▼▼▼

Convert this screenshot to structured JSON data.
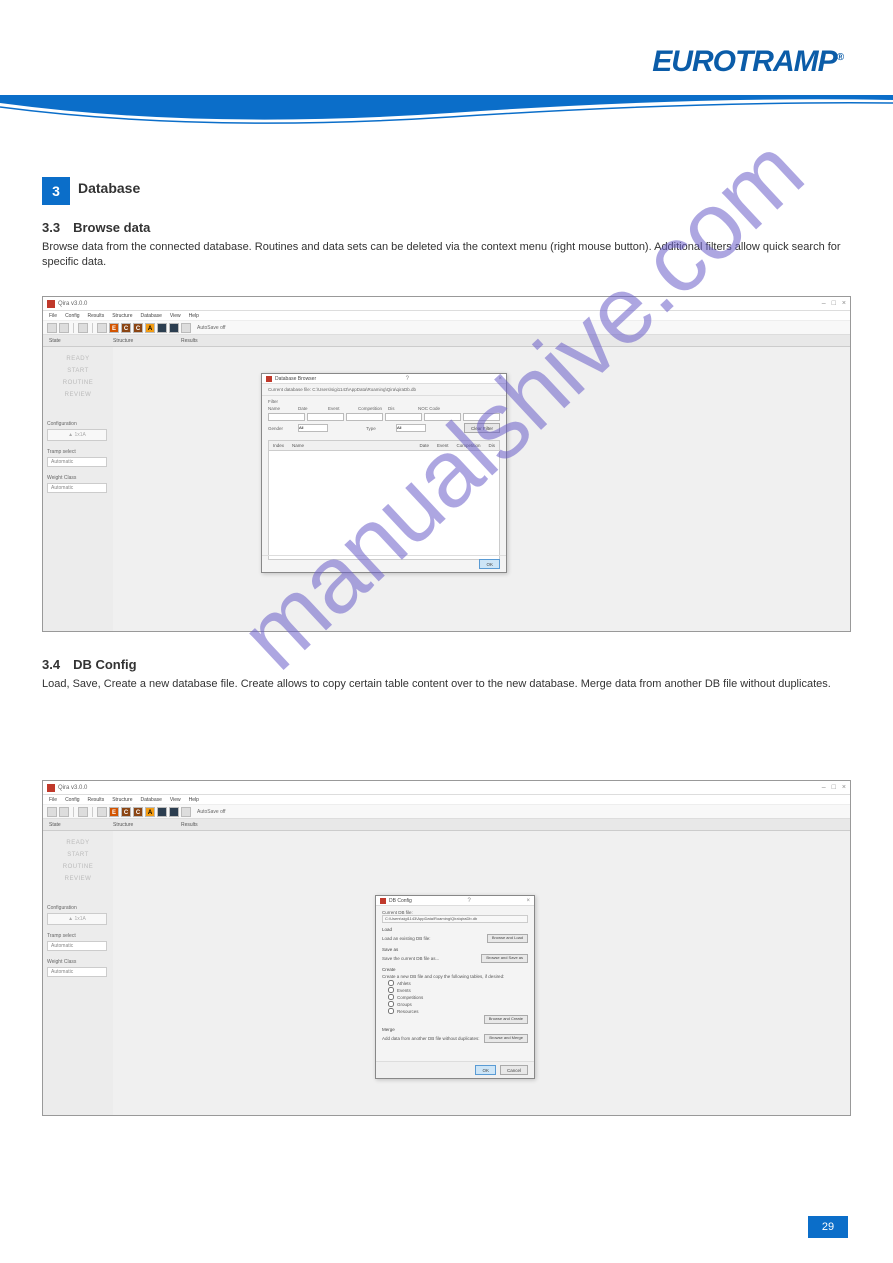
{
  "logo": "EUROTRAMP",
  "logo_r": "®",
  "section": {
    "num": "3",
    "label": "Database"
  },
  "sub_a": {
    "heading": "3.3 Browse data",
    "text": "Browse data from the connected database. Routines and data sets can be deleted via the context menu (right mouse button). Additional filters allow quick search for specific data."
  },
  "sub_b": {
    "heading": "3.4 DB Config",
    "text": "Load, Save, Create a new database file. Create allows to copy certain table content over to the new database. Merge data from another DB file without duplicates."
  },
  "titlebar": {
    "app": "Qira v3.0.0",
    "close": "×",
    "min": "–",
    "max": "□"
  },
  "menubar": [
    "File",
    "Config",
    "Results",
    "Structure",
    "Database",
    "View",
    "Help"
  ],
  "autosave": "AutoSave off",
  "col_headers": {
    "state": "State",
    "structure": "Structure",
    "results": "Results"
  },
  "states": [
    "READY",
    "START",
    "ROUTINE",
    "REVIEW"
  ],
  "config_group": {
    "label": "Configuration",
    "btn": "▲ 1x1A"
  },
  "tramp": {
    "label": "Tramp select",
    "value": "Automatic"
  },
  "weight": {
    "label": "Weight Class",
    "value": "Automatic"
  },
  "dlg_browser": {
    "title": "Database Browser",
    "path_label": "Current database file:",
    "path": "C:\\Users\\sigi1143\\AppData\\Roaming\\Qira\\qiraDb.db",
    "filter_label": "Filter",
    "cols": {
      "name": "Name",
      "date": "Date",
      "event": "Event",
      "competition": "Competition",
      "dis": "Dis",
      "noc": "NOC Code"
    },
    "gender_label": "Gender",
    "gender_value": "All",
    "type_label": "Type",
    "type_value": "All",
    "clear": "Clear Filter",
    "table_cols": {
      "index": "Index",
      "name": "Name",
      "date": "Date",
      "event": "Event",
      "competition": "Competition",
      "dis": "Dis"
    },
    "ok": "OK"
  },
  "dlg_config": {
    "title": "DB Config",
    "current_label": "Current DB file:",
    "current_path": "C:\\Users\\sigi1143\\AppData\\Roaming\\Qira\\qiraDb.db",
    "load_section": "Load",
    "load_text": "Load an existing DB file:",
    "load_btn": "Browse and Load",
    "save_section": "Save as",
    "save_text": "Save the current DB file as...",
    "save_btn": "Browse and Save as",
    "create_section": "Create",
    "create_text": "Create a new DB file and copy the following tables, if desired:",
    "checks": [
      "Athlets",
      "Events",
      "Competitions",
      "Groups",
      "Resources"
    ],
    "create_btn": "Browse and Create",
    "merge_section": "Merge",
    "merge_text": "Add data from another DB file without duplicates:",
    "merge_btn": "Browse and Merge",
    "ok": "OK",
    "cancel": "Cancel"
  },
  "watermark": "manualshive.com",
  "page": "29"
}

▲▲▲

What this task involves: Find every line that has "without" in it, then return those lines.

The output:
    "text": "Load, Save, Create a new database file. Create allows to copy certain table content over to the new database. Merge data from another DB file without duplicates."
    "merge_text": "Add data from another DB file without duplicates:",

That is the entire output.